Write out the material again word for word, dropping any images it holds.

┌────────

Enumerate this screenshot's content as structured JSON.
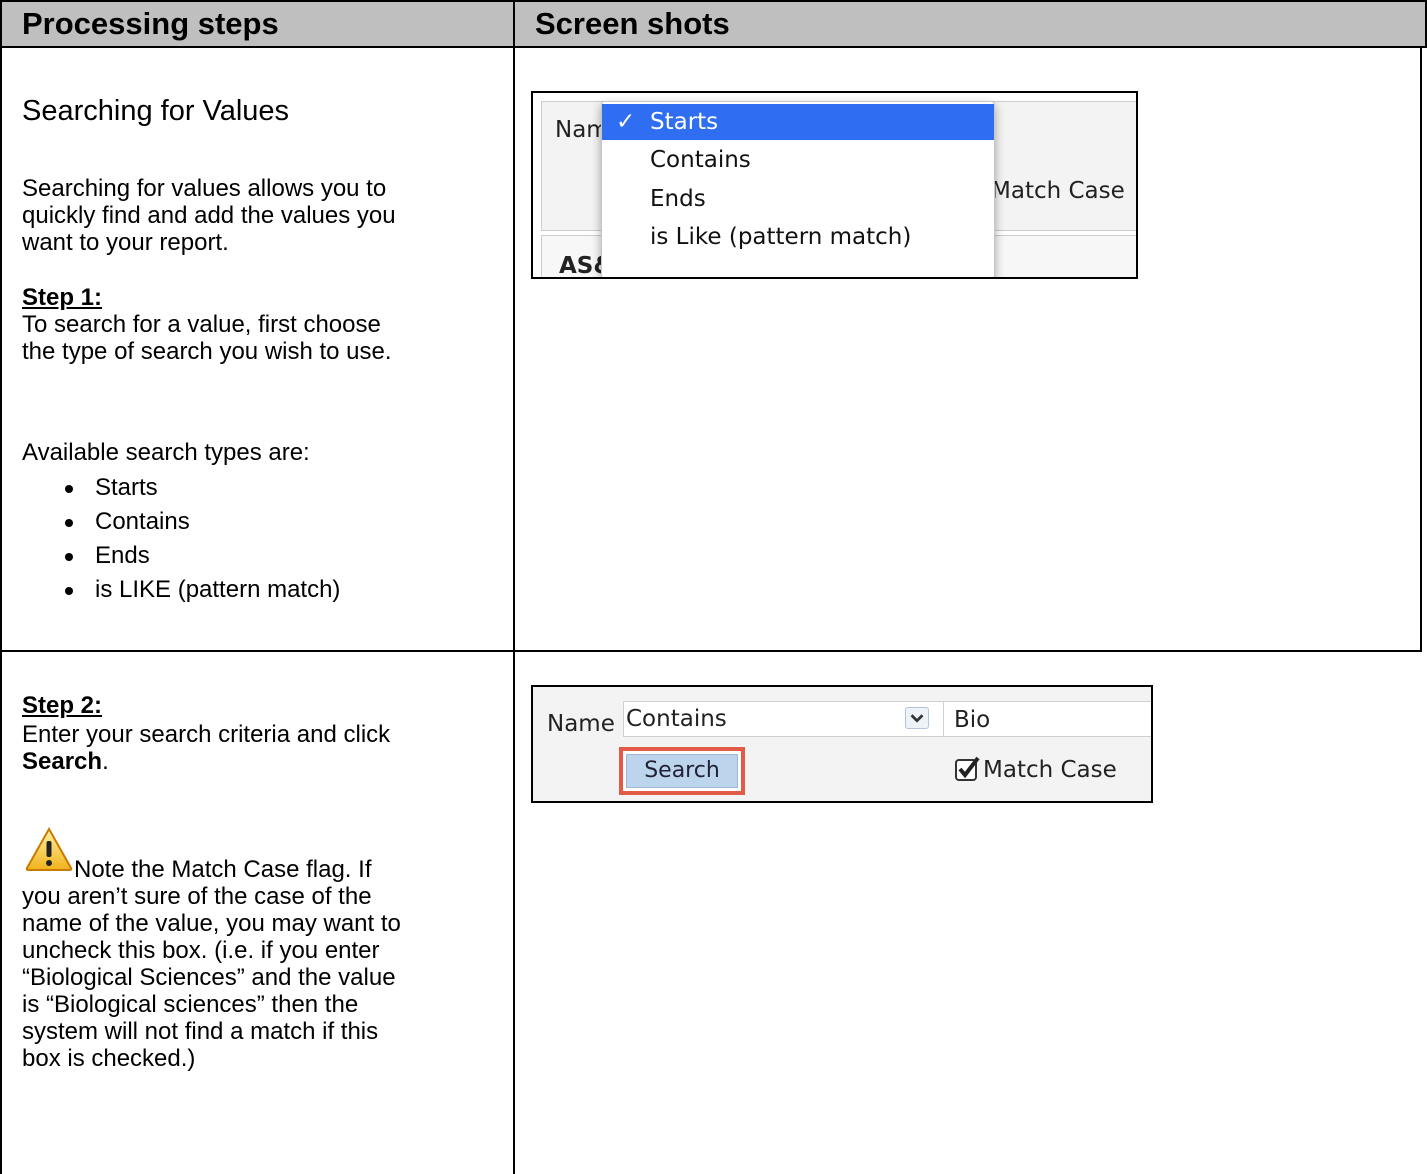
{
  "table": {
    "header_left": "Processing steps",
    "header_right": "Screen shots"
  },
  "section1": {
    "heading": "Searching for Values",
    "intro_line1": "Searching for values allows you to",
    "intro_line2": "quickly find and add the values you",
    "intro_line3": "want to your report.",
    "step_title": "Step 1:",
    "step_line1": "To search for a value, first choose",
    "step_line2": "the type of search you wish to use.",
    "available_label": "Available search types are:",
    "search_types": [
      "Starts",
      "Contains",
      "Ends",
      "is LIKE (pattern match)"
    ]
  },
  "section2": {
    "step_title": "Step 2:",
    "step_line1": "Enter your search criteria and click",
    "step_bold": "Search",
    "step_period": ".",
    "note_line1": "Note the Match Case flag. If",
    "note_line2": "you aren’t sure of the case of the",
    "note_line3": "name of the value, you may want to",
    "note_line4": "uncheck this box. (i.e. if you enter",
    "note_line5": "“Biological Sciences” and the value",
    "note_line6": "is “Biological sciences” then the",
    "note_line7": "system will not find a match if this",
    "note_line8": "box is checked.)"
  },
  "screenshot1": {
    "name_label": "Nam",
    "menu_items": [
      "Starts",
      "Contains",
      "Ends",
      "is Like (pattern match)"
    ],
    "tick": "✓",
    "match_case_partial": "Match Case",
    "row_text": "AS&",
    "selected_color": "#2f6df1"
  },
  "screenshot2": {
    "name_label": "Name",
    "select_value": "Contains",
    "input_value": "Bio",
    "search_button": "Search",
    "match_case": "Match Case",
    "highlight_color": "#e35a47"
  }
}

└────────

TASK OUTPUT |
Enumerate this screenshot's content as structured JSON.
{
  "table": {
    "header_left": "Processing steps",
    "header_right": "Screen shots"
  },
  "section1": {
    "heading": "Searching for Values",
    "intro_line1": "Searching for values allows you to",
    "intro_line2": "quickly find and add the values you",
    "intro_line3": "want to your report.",
    "step_title": "Step 1:",
    "step_line1": "To search for a value, first choose",
    "step_line2": "the type of search you wish to use.",
    "available_label": "Available search types are:",
    "search_types": [
      "Starts",
      "Contains",
      "Ends",
      "is LIKE (pattern match)"
    ]
  },
  "section2": {
    "step_title": "Step 2:",
    "step_line1": "Enter your search criteria and click",
    "step_bold": "Search",
    "step_period": ".",
    "note_line1": "Note the Match Case flag. If",
    "note_line2": "you aren’t sure of the case of the",
    "note_line3": "name of the value, you may want to",
    "note_line4": "uncheck this box. (i.e. if you enter",
    "note_line5": "“Biological Sciences” and the value",
    "note_line6": "is “Biological sciences” then the",
    "note_line7": "system will not find a match if this",
    "note_line8": "box is checked.)"
  },
  "screenshot1": {
    "name_label": "Nam",
    "menu_items": [
      "Starts",
      "Contains",
      "Ends",
      "is Like (pattern match)"
    ],
    "tick": "✓",
    "match_case_partial": "Match Case",
    "row_text": "AS&",
    "selected_color": "#2f6df1"
  },
  "screenshot2": {
    "name_label": "Name",
    "select_value": "Contains",
    "input_value": "Bio",
    "search_button": "Search",
    "match_case": "Match Case",
    "highlight_color": "#e35a47"
  }
}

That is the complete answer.